» **Exercise task**
Please rewrite the rows below, replacing every "marked-cell" with "flagged-cell" and keeping everything else the same.

» **Dataset records**
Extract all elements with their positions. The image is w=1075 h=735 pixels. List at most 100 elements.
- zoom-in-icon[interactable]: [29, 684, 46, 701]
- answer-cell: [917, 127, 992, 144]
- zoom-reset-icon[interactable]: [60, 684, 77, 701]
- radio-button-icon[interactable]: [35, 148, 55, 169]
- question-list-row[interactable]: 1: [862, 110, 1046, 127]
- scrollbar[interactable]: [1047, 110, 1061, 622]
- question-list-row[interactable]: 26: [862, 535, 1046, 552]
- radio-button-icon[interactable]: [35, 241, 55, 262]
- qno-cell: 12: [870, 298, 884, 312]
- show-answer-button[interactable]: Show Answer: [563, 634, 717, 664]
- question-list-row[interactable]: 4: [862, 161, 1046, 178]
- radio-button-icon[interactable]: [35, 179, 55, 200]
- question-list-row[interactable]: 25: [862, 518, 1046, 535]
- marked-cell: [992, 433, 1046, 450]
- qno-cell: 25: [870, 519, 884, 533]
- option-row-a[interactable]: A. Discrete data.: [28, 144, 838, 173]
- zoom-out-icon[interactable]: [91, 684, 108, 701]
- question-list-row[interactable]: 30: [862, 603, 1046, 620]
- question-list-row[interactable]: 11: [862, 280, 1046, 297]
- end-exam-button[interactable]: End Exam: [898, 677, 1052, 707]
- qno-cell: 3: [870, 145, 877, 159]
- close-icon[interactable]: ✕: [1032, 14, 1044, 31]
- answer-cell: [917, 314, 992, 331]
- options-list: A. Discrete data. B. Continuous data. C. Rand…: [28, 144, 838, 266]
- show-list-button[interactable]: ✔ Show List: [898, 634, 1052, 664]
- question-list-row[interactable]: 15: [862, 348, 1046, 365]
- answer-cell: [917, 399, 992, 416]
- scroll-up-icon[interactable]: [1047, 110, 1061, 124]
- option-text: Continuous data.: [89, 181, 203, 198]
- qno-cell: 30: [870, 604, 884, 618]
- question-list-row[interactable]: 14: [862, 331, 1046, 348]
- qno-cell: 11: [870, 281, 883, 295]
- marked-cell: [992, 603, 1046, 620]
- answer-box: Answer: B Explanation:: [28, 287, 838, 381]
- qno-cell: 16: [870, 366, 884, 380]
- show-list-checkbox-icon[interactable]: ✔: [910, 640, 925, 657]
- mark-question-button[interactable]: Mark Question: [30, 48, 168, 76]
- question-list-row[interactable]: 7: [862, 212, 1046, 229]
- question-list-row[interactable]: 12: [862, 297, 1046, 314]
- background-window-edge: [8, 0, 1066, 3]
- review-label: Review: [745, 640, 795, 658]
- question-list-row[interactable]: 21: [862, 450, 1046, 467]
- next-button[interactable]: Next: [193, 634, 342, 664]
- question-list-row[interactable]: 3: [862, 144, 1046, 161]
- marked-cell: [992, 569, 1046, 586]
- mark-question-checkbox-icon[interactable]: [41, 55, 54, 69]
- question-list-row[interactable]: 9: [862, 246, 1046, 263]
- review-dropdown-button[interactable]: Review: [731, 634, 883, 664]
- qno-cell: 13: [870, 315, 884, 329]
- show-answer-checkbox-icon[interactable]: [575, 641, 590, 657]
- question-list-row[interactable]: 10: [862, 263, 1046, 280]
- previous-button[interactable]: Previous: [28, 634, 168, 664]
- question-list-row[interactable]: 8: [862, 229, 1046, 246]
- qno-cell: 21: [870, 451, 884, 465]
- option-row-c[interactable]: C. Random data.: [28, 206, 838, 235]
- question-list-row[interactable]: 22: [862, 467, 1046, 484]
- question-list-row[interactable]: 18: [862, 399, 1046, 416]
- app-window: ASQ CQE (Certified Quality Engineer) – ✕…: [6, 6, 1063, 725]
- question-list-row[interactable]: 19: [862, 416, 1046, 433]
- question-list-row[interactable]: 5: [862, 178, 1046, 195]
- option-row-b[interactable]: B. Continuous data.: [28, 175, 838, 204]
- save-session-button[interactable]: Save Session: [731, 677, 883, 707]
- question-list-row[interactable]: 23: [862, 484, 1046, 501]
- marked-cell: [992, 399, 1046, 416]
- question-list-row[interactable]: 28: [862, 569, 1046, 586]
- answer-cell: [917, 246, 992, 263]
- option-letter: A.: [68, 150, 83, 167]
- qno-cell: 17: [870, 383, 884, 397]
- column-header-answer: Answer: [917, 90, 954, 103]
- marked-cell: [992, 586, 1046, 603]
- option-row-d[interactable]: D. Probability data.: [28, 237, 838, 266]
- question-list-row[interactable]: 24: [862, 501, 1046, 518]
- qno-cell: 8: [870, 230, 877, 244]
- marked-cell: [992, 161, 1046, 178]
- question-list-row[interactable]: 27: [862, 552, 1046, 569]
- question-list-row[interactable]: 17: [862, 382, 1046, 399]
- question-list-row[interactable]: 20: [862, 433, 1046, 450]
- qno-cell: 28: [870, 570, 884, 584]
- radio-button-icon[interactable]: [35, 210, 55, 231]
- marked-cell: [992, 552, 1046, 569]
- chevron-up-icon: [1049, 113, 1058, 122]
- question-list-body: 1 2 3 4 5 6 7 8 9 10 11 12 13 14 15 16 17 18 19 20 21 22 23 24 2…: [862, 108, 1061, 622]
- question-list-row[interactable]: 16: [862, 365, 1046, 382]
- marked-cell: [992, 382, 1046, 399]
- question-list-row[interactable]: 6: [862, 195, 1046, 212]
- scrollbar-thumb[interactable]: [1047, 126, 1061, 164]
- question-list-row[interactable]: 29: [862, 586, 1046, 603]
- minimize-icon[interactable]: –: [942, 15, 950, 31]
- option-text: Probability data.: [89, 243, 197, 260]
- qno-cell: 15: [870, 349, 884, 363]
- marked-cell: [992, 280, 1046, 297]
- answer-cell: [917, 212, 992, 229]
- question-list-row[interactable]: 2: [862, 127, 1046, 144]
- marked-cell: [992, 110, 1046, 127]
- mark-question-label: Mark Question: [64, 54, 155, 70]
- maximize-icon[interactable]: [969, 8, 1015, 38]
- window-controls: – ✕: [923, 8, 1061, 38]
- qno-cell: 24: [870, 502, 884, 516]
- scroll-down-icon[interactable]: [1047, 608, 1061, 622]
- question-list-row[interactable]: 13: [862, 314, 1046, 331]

» **Response to this task**
Extract all elements with their positions. The image is w=1075 h=735 pixels. List at most 100 elements.
- zoom-in-icon[interactable]: [29, 684, 46, 701]
- answer-cell: [917, 127, 992, 144]
- zoom-reset-icon[interactable]: [60, 684, 77, 701]
- radio-button-icon[interactable]: [35, 148, 55, 169]
- question-list-row[interactable]: 1: [862, 110, 1046, 127]
- scrollbar[interactable]: [1047, 110, 1061, 622]
- question-list-row[interactable]: 26: [862, 535, 1046, 552]
- radio-button-icon[interactable]: [35, 241, 55, 262]
- qno-cell: 12: [870, 298, 884, 312]
- show-answer-button[interactable]: Show Answer: [563, 634, 717, 664]
- question-list-row[interactable]: 4: [862, 161, 1046, 178]
- radio-button-icon[interactable]: [35, 179, 55, 200]
- question-list-row[interactable]: 25: [862, 518, 1046, 535]
- flagged-cell: [992, 433, 1046, 450]
- qno-cell: 25: [870, 519, 884, 533]
- option-row-a[interactable]: A. Discrete data.: [28, 144, 838, 173]
- zoom-out-icon[interactable]: [91, 684, 108, 701]
- question-list-row[interactable]: 30: [862, 603, 1046, 620]
- question-list-row[interactable]: 11: [862, 280, 1046, 297]
- end-exam-button[interactable]: End Exam: [898, 677, 1052, 707]
- qno-cell: 3: [870, 145, 877, 159]
- close-icon[interactable]: ✕: [1032, 14, 1044, 31]
- answer-cell: [917, 314, 992, 331]
- options-list: A. Discrete data. B. Continuous data. C. Rand…: [28, 144, 838, 266]
- show-list-button[interactable]: ✔ Show List: [898, 634, 1052, 664]
- question-list-row[interactable]: 15: [862, 348, 1046, 365]
- answer-cell: [917, 399, 992, 416]
- scroll-up-icon[interactable]: [1047, 110, 1061, 124]
- option-text: Continuous data.: [89, 181, 203, 198]
- qno-cell: 30: [870, 604, 884, 618]
- question-list-row[interactable]: 14: [862, 331, 1046, 348]
- qno-cell: 11: [870, 281, 883, 295]
- flagged-cell: [992, 603, 1046, 620]
- answer-box: Answer: B Explanation:: [28, 287, 838, 381]
- qno-cell: 16: [870, 366, 884, 380]
- show-list-checkbox-icon[interactable]: ✔: [910, 640, 925, 657]
- mark-question-button[interactable]: Mark Question: [30, 48, 168, 76]
- question-list-row[interactable]: 7: [862, 212, 1046, 229]
- question-list-row[interactable]: 12: [862, 297, 1046, 314]
- background-window-edge: [8, 0, 1066, 3]
- review-label: Review: [745, 640, 795, 658]
- question-list-row[interactable]: 21: [862, 450, 1046, 467]
- next-button[interactable]: Next: [193, 634, 342, 664]
- question-list-row[interactable]: 3: [862, 144, 1046, 161]
- flagged-cell: [992, 569, 1046, 586]
- mark-question-checkbox-icon[interactable]: [41, 55, 54, 69]
- question-list-row[interactable]: 9: [862, 246, 1046, 263]
- review-dropdown-button[interactable]: Review: [731, 634, 883, 664]
- qno-cell: 13: [870, 315, 884, 329]
- show-answer-checkbox-icon[interactable]: [575, 641, 590, 657]
- question-list-row[interactable]: 10: [862, 263, 1046, 280]
- previous-button[interactable]: Previous: [28, 634, 168, 664]
- question-list-row[interactable]: 8: [862, 229, 1046, 246]
- qno-cell: 21: [870, 451, 884, 465]
- option-row-c[interactable]: C. Random data.: [28, 206, 838, 235]
- question-list-row[interactable]: 22: [862, 467, 1046, 484]
- question-list-row[interactable]: 18: [862, 399, 1046, 416]
- app-window: ASQ CQE (Certified Quality Engineer) – ✕…: [6, 6, 1063, 725]
- question-list-row[interactable]: 19: [862, 416, 1046, 433]
- question-list-row[interactable]: 5: [862, 178, 1046, 195]
- option-row-b[interactable]: B. Continuous data.: [28, 175, 838, 204]
- save-session-button[interactable]: Save Session: [731, 677, 883, 707]
- question-list-row[interactable]: 23: [862, 484, 1046, 501]
- flagged-cell: [992, 399, 1046, 416]
- question-list-row[interactable]: 28: [862, 569, 1046, 586]
- answer-cell: [917, 246, 992, 263]
- option-letter: A.: [68, 150, 83, 167]
- qno-cell: 17: [870, 383, 884, 397]
- column-header-answer: Answer: [917, 90, 954, 103]
- flagged-cell: [992, 586, 1046, 603]
- option-row-d[interactable]: D. Probability data.: [28, 237, 838, 266]
- question-list-row[interactable]: 24: [862, 501, 1046, 518]
- qno-cell: 8: [870, 230, 877, 244]
- flagged-cell: [992, 161, 1046, 178]
- question-list-row[interactable]: 27: [862, 552, 1046, 569]
- question-list-row[interactable]: 17: [862, 382, 1046, 399]
- question-list-row[interactable]: 20: [862, 433, 1046, 450]
- qno-cell: 28: [870, 570, 884, 584]
- radio-button-icon[interactable]: [35, 210, 55, 231]
- flagged-cell: [992, 552, 1046, 569]
- chevron-up-icon: [1049, 113, 1058, 122]
- question-list-body: 1 2 3 4 5 6 7 8 9 10 11 12 13 14 15 16 17 18 19 20 21 22 23 24 2…: [862, 108, 1061, 622]
- question-list-row[interactable]: 16: [862, 365, 1046, 382]
- flagged-cell: [992, 382, 1046, 399]
- question-list-row[interactable]: 6: [862, 195, 1046, 212]
- scrollbar-thumb[interactable]: [1047, 126, 1061, 164]
- question-list-row[interactable]: 29: [862, 586, 1046, 603]
- minimize-icon[interactable]: –: [942, 15, 950, 31]
- option-text: Probability data.: [89, 243, 197, 260]
- qno-cell: 15: [870, 349, 884, 363]
- flagged-cell: [992, 280, 1046, 297]
- answer-cell: [917, 212, 992, 229]
- question-list-row[interactable]: 2: [862, 127, 1046, 144]
- flagged-cell: [992, 110, 1046, 127]
- mark-question-label: Mark Question: [64, 54, 155, 70]
- maximize-icon[interactable]: [969, 8, 1015, 38]
- window-controls: – ✕: [923, 8, 1061, 38]
- qno-cell: 24: [870, 502, 884, 516]
- scroll-down-icon[interactable]: [1047, 608, 1061, 622]
- question-list-row[interactable]: 13: [862, 314, 1046, 331]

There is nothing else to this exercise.